Task to carry out: Lift out all lines below that contain "title".

-- Begin Task input --

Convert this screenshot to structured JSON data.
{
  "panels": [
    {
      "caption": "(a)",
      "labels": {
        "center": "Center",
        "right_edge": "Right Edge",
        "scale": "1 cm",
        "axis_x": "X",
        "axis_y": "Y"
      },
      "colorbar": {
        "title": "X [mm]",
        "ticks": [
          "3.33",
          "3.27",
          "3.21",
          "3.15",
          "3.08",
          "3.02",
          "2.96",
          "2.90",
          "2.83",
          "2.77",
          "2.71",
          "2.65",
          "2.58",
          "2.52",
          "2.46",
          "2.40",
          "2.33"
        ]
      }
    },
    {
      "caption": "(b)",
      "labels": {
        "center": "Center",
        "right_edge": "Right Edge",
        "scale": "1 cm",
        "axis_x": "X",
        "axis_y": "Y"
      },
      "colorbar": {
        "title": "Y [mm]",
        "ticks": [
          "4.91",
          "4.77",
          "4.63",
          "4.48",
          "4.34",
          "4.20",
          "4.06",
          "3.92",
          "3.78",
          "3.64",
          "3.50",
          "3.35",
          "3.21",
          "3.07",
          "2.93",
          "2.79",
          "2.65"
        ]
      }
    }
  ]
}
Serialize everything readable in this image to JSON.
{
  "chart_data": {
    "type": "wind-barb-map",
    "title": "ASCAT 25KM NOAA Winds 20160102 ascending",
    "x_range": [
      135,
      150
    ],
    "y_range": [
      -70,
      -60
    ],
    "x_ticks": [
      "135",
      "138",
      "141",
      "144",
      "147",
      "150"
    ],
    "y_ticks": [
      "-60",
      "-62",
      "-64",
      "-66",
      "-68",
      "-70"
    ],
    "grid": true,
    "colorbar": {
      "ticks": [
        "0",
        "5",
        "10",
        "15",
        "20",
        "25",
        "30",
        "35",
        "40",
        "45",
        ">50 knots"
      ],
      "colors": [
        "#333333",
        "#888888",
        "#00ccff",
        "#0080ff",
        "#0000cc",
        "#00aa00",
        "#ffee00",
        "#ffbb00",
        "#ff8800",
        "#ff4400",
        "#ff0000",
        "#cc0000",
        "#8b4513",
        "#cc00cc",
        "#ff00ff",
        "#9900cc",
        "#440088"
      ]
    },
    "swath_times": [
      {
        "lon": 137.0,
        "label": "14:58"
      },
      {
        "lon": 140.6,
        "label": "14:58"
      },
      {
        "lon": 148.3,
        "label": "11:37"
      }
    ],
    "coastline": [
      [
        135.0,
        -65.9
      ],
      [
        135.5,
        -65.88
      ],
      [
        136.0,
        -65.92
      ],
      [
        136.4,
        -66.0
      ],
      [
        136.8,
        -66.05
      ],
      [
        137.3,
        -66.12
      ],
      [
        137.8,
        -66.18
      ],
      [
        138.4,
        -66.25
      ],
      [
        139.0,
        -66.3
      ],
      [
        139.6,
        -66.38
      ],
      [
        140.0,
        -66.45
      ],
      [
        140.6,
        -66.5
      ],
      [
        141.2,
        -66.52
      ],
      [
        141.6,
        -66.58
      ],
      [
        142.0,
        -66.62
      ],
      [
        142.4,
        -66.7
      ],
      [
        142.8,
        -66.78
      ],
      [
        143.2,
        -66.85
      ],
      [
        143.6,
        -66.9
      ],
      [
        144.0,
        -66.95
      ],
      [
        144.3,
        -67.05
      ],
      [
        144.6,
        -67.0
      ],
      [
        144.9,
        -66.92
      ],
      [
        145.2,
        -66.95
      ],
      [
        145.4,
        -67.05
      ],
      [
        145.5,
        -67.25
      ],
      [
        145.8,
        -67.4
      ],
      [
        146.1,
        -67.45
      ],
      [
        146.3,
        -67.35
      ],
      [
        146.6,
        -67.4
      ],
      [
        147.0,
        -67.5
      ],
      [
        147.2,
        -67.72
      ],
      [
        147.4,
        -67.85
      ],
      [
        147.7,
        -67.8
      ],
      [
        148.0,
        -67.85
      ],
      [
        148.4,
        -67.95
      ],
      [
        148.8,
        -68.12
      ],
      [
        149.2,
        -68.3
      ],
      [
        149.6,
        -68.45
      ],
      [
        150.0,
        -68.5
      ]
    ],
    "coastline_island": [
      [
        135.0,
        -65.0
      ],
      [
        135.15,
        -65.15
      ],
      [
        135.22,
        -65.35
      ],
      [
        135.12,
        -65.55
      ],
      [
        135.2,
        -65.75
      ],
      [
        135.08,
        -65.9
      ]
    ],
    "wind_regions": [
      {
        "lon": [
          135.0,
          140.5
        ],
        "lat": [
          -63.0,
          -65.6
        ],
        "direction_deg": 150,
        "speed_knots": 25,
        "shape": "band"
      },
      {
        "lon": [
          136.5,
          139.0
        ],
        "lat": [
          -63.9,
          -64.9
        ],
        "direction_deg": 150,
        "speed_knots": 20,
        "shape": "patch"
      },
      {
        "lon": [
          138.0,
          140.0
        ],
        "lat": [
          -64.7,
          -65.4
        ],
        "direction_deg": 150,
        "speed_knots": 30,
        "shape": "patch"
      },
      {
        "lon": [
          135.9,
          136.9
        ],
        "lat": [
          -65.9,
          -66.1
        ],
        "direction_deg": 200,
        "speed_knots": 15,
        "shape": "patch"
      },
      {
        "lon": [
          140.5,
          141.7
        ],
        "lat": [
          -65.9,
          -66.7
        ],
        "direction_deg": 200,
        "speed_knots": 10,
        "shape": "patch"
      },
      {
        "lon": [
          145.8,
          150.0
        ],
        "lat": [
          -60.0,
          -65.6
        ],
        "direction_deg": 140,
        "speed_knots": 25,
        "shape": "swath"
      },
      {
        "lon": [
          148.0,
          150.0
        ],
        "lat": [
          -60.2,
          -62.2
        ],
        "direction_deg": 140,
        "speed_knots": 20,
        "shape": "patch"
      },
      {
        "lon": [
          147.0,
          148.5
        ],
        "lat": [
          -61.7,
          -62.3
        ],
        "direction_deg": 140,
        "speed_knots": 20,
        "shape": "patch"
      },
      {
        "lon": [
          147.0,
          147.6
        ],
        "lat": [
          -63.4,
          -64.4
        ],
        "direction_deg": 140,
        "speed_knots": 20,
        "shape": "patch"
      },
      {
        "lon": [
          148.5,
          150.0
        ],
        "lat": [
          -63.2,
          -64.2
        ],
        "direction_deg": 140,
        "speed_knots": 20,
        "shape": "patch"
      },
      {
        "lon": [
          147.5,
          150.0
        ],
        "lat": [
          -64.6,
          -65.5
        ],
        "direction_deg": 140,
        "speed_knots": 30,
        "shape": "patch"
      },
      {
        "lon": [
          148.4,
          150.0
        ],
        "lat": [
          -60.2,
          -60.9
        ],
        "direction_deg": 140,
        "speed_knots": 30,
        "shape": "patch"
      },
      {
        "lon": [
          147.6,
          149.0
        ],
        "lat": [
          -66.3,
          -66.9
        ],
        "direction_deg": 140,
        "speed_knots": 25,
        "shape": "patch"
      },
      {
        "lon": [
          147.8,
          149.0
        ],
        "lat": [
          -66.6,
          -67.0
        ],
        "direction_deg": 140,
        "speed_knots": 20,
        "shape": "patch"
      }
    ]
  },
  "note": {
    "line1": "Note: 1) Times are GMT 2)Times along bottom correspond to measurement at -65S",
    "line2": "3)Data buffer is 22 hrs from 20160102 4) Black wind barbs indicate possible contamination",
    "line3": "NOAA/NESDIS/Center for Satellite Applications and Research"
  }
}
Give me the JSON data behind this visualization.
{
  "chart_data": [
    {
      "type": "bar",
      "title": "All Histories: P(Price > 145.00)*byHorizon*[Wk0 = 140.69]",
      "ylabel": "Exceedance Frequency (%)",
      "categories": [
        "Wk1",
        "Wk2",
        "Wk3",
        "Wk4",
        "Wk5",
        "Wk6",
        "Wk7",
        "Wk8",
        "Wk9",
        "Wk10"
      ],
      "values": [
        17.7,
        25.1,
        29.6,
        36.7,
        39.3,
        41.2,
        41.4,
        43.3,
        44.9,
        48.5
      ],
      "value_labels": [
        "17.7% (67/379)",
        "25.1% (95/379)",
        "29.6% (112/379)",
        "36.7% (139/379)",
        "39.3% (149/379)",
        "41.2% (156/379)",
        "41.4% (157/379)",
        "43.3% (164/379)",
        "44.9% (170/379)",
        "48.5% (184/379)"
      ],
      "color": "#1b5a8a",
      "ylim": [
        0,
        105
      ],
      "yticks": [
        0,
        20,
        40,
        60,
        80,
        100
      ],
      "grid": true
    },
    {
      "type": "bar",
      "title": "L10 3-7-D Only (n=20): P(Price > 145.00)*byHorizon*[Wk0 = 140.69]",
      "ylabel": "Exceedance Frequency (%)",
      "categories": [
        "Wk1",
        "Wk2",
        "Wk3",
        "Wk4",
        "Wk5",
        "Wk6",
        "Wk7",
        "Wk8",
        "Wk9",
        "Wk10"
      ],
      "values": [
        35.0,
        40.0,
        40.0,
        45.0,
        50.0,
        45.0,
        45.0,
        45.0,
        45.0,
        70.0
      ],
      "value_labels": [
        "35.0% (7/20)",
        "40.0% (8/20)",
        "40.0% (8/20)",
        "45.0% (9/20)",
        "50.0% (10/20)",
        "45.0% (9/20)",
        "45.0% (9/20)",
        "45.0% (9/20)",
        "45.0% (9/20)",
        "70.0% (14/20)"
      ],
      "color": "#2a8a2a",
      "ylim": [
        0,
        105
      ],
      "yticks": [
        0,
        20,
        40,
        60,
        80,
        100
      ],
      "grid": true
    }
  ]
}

-- End Task input --

Full output:
        "title": "X [mm]",
        "title": "Y [mm]",
    "title": "ASCAT 25KM NOAA Winds 20160102 ascending",
      "title": "All Histories: P(Price > 145.00)*byHorizon*[Wk0 = 140.69]",
      "title": "L10 3-7-D Only (n=20): P(Price > 145.00)*byHorizon*[Wk0 = 140.69]",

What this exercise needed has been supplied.